▸ Do this: Pull each line holding "nhan" out of the entries below.

▸ Given entries:

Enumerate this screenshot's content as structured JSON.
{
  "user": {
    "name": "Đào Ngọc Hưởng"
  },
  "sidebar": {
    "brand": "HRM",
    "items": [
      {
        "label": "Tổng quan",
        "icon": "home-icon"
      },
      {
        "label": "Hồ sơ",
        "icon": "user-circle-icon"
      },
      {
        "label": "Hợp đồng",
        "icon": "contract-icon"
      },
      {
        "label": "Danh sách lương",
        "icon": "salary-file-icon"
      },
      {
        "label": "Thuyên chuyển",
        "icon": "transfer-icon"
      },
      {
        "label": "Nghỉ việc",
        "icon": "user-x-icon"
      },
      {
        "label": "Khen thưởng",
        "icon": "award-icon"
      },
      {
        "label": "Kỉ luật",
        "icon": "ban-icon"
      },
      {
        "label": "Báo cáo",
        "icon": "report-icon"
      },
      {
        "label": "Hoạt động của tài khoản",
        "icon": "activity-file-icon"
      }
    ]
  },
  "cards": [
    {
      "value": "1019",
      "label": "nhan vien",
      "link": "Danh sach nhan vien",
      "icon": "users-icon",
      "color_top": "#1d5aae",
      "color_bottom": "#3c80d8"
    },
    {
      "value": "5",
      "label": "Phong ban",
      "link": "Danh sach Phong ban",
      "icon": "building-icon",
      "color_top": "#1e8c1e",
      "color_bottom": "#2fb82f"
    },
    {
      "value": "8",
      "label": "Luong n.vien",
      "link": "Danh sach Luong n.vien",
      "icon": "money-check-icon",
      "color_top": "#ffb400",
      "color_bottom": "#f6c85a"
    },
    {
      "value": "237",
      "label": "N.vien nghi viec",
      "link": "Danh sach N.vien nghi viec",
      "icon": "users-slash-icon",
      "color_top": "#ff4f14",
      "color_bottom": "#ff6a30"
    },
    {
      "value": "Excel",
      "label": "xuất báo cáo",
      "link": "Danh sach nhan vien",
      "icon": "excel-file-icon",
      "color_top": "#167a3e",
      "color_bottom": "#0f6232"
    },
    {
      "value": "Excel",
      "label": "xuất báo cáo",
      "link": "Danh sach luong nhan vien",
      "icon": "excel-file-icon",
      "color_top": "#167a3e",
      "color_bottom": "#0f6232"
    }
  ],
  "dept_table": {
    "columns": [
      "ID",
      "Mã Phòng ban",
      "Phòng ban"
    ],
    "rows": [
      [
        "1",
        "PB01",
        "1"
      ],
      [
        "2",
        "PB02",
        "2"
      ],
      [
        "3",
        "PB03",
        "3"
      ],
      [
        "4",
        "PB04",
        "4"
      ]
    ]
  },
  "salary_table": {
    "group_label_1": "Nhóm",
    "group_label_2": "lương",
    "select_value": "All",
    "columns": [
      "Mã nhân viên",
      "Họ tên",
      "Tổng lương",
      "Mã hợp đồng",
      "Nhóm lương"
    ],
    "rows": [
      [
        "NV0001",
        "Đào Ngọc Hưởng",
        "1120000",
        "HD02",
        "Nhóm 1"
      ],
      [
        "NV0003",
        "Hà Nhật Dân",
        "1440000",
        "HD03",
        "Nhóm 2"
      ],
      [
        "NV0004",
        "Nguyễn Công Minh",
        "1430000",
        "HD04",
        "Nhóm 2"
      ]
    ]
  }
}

▸ Result for this task:
      "label": "nhan vien",
      "link": "Danh sach nhan vien",
      "link": "Danh sach nhan vien",
      "link": "Danh sach luong nhan vien",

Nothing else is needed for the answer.